Spark Streaming

Config

This section explains all configuration options available for spark streaming. To configure your jobs you should edit/create the streaming.yaml file in the root of your project. An example file with two jobs: producer and consumer, looks like this:

streamingApplications:
  - name: producer
    sparkSpec:
      numberOfExecutors: 1
      driverInstanceType: mx.micro
      executorInstanceType: mx.micro
      application: "local:///opt/spark/work-dir/src/pysparkstreaming/producer.py"
      applicationArgs:
        - --env
        - "{{ .Env }}"
      awsRole: "pyspark_streaming-{{ .Env }}"
  - name: consumer
    sparkSpec:
      numberOfExecutors: 1
      driverInstanceType: mx.micro
      executorInstanceType: mx.micro
      application: "local:///opt/spark/work-dir/src/pysparkstreaming/counting.py"
      applicationArgs:
        - --env
        - "{{ .Env }}"
      awsRole: "pyspark_streaming-{{ .Env }}"

In this example we can see that the streaming.yaml file consist of a list of streaming applications. Every streaming application needs to be passed a unique name, and a spark spec.

The following settings are available:

Parameter	Type	Default	Explanation
application	str		The application that submitted as a job, either a .jar or .py file.
applicationArgs	list	[]	Arguments for the application being submitted.
sparkConfig	map		Arbitrary Spark configuration properties, see default settings below.
javaClass	str		The main class of the Java application, this is not needed when using PySpark.
awsRole	str		The AWS role to be used by both the driver and executors. For more info see Operators - AWS Role.
azureApplicationClientId	str		The Azure AD Service Principal used by the container. For more info see Operators - Azure Service Principal.
driverInstanceType	str	mx.small	The Conveyor instance type to use for the Spark driver. This specifies the CPU/Memory the driver can use.
executorInstanceType	str	mx.small	The Conveyor instance type to use for the executors. This specifies the CPU/Memory the executors can use.
numberOfExecutors	int	2	Number of executors to launch.
instanceLifeCycle	string	driver-on-demand-executors-spot	The lifecycle of the instance used to run this job. Options are `on-demand`, `spot` or `driver-on-demand-executors-spot`.

Collection entries:
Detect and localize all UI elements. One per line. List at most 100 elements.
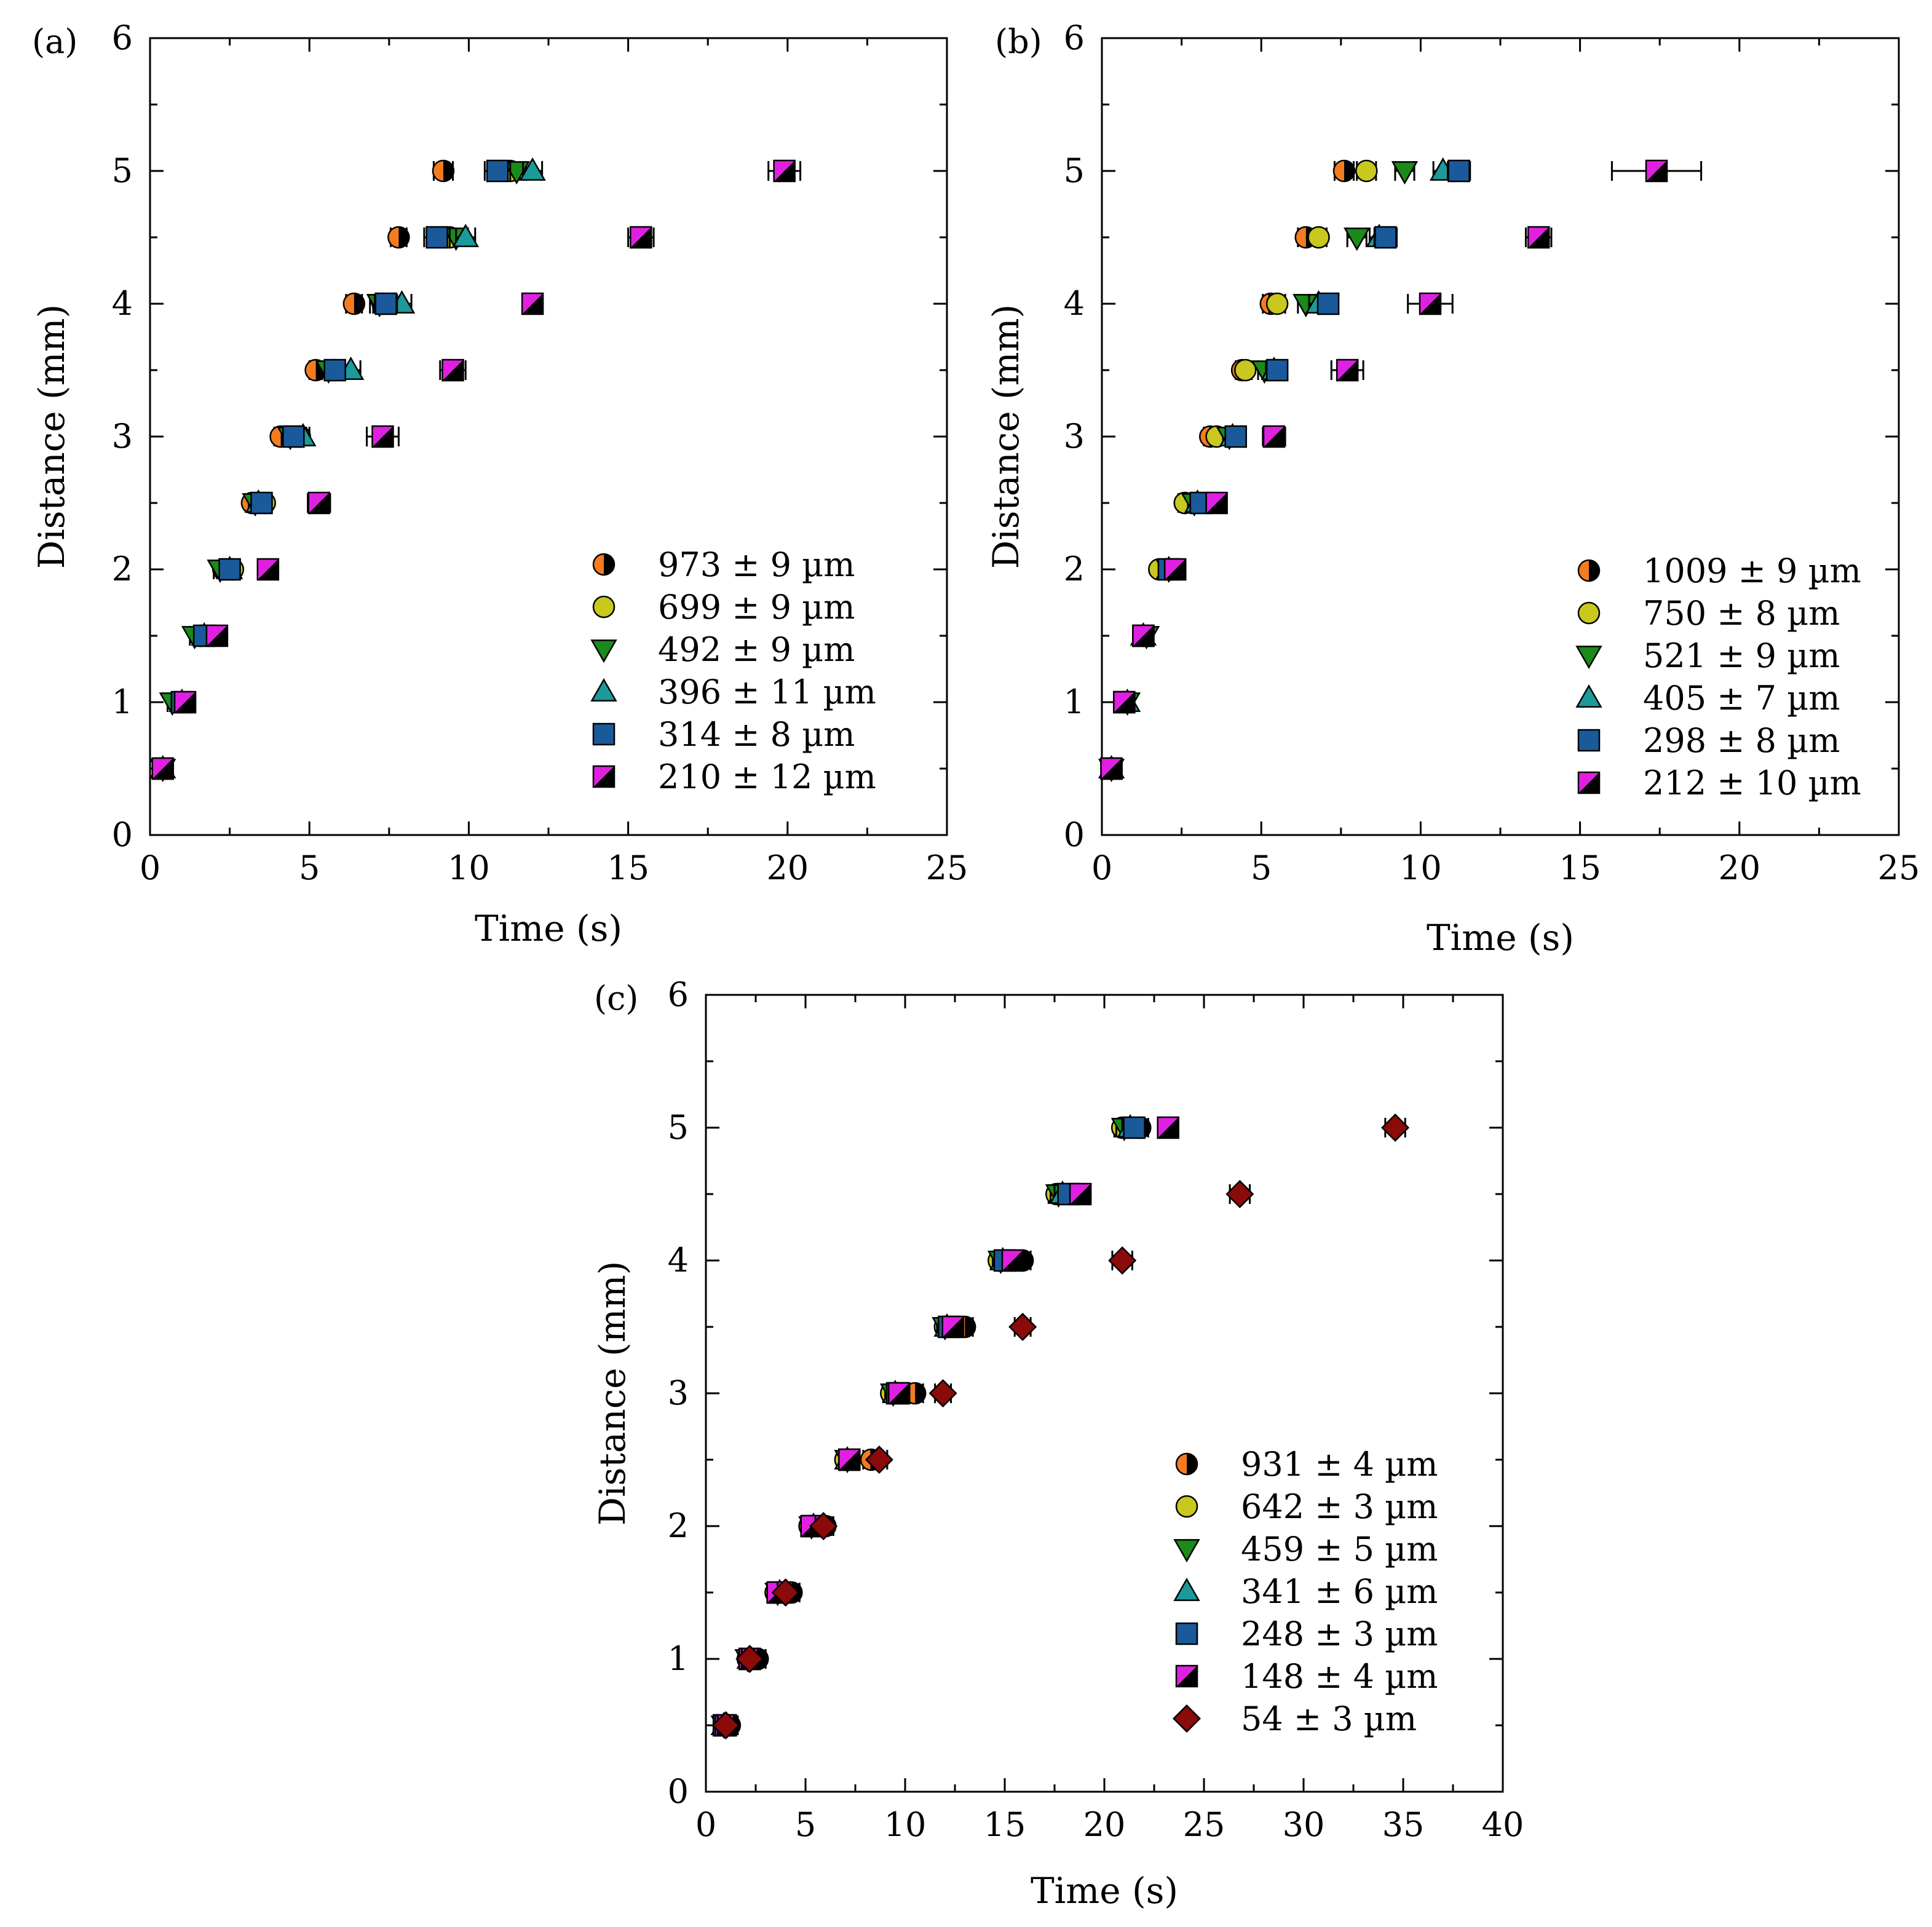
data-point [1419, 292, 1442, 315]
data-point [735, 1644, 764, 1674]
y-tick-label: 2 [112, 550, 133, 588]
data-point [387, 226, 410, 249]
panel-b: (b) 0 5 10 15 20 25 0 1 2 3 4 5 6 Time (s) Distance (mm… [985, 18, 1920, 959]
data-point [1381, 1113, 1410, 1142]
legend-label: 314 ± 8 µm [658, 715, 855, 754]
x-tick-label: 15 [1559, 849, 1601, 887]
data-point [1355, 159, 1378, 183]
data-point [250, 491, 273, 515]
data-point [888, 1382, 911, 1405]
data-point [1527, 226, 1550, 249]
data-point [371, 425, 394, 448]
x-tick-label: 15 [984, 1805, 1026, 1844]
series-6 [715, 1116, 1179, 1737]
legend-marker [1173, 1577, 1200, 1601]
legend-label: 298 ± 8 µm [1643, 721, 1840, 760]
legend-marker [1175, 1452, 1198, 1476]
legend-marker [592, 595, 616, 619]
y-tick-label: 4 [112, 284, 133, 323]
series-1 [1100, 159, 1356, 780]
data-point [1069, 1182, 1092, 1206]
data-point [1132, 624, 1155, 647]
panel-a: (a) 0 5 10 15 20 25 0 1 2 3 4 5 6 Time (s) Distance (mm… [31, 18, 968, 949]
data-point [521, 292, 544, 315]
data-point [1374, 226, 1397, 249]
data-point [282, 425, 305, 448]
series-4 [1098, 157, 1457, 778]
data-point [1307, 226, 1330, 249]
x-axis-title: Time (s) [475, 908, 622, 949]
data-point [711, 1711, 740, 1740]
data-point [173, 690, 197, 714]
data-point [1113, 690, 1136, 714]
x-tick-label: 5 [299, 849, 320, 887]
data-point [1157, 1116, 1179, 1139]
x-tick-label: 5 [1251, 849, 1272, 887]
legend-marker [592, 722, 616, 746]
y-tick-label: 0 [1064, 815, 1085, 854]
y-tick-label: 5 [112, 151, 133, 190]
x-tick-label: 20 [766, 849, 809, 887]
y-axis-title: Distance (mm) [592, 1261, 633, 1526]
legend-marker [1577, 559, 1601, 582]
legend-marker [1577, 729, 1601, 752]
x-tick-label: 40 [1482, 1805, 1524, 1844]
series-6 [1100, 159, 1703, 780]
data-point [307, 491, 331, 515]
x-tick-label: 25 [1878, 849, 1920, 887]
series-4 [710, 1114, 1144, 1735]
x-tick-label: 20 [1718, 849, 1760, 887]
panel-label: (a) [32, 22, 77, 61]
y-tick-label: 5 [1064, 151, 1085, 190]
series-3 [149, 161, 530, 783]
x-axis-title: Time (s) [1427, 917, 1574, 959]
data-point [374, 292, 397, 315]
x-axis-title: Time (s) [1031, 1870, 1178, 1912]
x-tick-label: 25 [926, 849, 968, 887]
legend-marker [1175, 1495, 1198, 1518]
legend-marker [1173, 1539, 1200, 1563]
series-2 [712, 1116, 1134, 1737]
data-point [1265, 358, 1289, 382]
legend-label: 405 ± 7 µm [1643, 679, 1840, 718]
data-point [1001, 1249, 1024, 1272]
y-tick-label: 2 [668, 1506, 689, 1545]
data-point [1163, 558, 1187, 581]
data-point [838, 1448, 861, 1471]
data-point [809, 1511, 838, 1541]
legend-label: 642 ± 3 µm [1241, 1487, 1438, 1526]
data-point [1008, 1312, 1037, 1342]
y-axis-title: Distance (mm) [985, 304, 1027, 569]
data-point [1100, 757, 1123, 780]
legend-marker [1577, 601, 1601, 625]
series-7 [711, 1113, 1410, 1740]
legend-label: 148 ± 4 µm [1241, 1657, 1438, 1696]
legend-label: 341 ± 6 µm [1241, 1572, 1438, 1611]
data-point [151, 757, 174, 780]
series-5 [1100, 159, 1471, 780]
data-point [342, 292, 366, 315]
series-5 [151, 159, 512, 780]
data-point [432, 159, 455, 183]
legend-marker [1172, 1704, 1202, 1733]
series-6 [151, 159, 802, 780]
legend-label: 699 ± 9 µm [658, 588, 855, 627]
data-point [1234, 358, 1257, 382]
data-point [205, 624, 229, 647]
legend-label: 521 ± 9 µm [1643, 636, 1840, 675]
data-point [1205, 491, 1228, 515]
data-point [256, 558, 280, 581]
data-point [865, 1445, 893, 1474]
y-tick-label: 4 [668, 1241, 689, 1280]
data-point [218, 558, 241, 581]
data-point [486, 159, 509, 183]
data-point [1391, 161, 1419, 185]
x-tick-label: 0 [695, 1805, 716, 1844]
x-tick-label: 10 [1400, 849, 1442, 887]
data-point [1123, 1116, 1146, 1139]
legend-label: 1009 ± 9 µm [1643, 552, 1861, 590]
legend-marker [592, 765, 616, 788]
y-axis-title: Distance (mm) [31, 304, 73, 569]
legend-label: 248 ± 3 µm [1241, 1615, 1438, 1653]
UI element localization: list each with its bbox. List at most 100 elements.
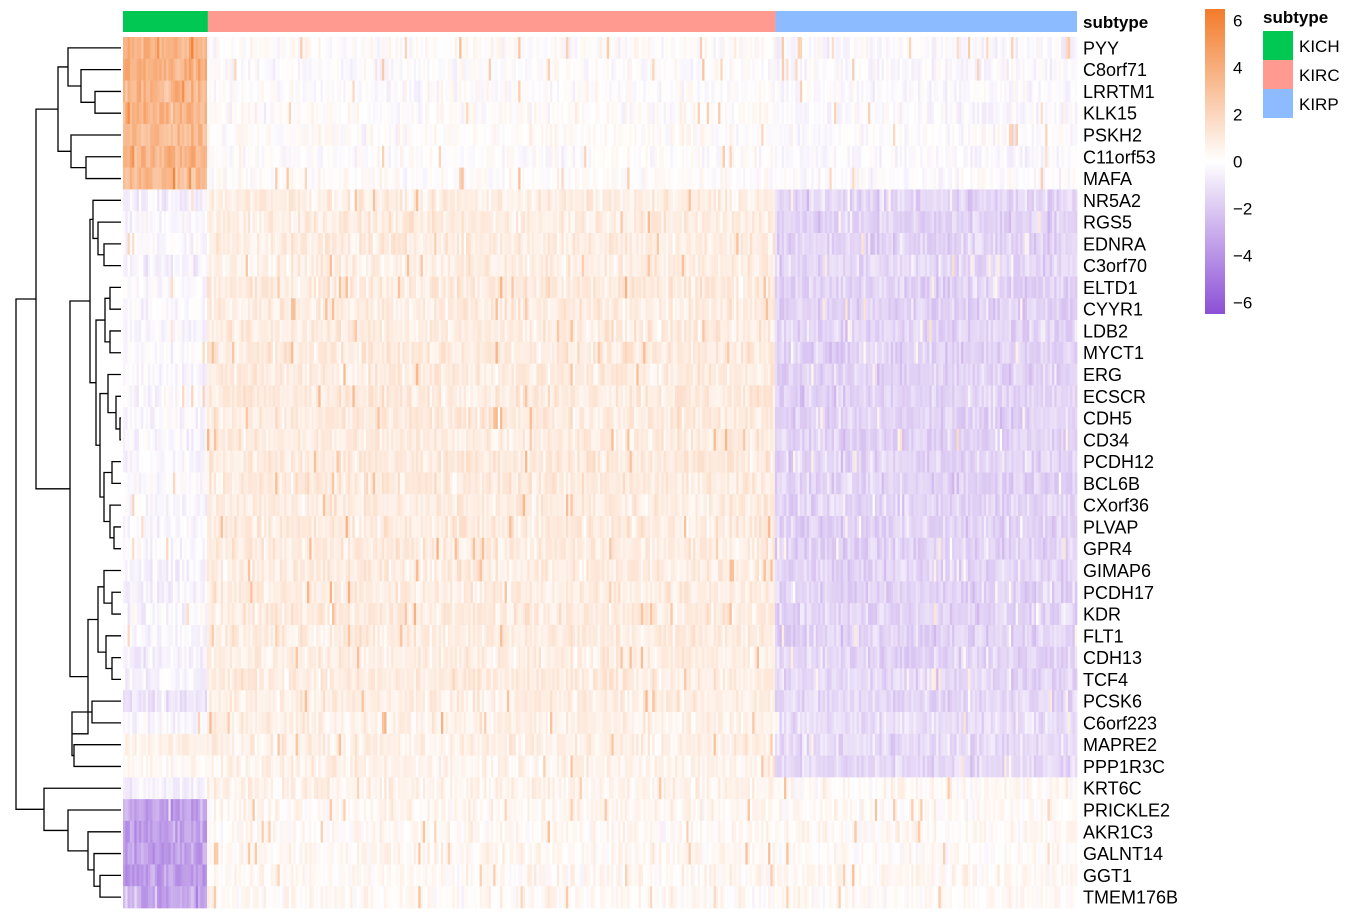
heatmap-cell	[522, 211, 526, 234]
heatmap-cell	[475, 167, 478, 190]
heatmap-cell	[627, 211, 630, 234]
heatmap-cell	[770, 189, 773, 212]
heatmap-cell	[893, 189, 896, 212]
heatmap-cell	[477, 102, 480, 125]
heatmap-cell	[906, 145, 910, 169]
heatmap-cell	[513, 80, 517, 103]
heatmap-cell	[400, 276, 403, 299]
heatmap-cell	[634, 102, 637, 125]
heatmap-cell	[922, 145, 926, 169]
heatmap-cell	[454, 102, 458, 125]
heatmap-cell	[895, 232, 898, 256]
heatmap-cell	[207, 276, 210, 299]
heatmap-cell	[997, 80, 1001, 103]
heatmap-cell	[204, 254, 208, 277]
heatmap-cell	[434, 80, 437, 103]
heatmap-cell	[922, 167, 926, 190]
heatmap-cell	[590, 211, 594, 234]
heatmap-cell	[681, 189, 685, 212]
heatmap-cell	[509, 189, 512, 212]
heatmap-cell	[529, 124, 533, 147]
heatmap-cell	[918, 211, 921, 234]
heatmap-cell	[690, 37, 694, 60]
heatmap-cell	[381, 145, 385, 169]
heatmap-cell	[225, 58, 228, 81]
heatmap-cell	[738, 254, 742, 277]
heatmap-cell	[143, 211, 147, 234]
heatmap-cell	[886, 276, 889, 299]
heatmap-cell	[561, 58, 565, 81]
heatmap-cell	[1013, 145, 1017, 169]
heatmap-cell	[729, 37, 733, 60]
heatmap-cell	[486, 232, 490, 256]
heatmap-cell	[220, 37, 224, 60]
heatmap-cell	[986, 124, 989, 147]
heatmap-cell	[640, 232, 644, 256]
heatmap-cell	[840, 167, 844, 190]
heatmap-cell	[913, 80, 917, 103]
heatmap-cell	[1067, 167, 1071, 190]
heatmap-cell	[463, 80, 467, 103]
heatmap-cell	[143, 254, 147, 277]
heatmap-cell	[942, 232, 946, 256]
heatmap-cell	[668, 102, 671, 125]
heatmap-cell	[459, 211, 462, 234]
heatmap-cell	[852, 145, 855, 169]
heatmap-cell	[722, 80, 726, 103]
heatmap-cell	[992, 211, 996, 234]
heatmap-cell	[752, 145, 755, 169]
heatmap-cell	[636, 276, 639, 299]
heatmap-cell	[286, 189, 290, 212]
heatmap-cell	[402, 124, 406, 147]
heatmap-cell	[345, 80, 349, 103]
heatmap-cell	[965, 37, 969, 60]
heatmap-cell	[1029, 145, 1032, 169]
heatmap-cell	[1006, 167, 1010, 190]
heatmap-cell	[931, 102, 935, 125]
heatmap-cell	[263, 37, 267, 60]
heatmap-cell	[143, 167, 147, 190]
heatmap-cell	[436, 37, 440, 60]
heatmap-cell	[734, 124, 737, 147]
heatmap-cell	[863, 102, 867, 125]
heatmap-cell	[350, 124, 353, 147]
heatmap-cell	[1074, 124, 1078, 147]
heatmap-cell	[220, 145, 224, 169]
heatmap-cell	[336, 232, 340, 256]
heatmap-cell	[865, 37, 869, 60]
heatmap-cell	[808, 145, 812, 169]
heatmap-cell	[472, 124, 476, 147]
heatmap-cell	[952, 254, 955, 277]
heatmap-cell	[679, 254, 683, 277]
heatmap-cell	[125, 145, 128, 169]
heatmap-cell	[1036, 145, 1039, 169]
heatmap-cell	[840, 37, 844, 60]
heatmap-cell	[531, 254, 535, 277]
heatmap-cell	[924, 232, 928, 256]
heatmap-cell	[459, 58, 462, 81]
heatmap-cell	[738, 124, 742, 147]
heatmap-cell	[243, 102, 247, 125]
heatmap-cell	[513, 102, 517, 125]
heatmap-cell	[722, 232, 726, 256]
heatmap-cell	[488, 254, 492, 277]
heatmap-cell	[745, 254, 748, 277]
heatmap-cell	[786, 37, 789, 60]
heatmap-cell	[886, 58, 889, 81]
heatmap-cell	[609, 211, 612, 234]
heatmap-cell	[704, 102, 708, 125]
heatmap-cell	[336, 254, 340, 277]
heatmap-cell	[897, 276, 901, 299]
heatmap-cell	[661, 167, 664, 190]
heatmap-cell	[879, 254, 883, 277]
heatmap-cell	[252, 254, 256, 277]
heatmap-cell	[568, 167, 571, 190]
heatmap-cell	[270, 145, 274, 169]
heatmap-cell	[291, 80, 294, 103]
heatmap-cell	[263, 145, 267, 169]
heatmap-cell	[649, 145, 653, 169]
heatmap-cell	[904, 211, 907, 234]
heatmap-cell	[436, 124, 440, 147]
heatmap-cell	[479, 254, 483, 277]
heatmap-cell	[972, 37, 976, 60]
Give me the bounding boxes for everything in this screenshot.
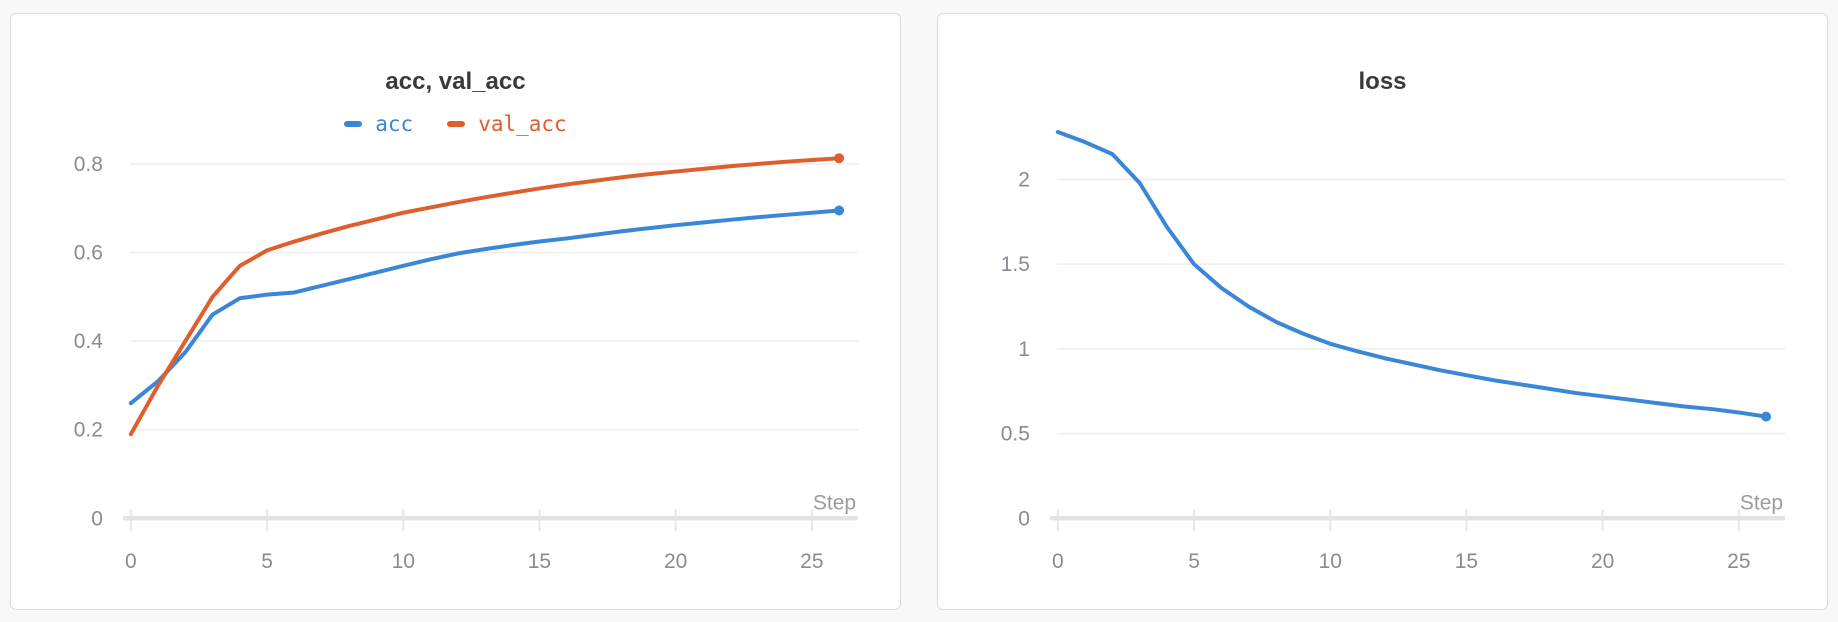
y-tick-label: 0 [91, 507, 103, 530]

**WHAT YOU NEED TO DO:** Reproduce the passage from the Spark Streaming configuration page starting with "The following settings" and going on through "when using PySpark.". The data are separate material, unrelated to the Spark Streaming configuration page.

**WRITTEN SOLUTION:**
The following settings are available:

Parameter	Type	Default	Explanation
application	str		The application that submitted as a job, either a .jar or .py file.
applicationArgs	list	[]	Arguments for the application being submitted.
sparkConfig	map		Arbitrary Spark configuration properties, see default settings below.
javaClass	str		The main class of the Java application, this is not needed when using PySpark.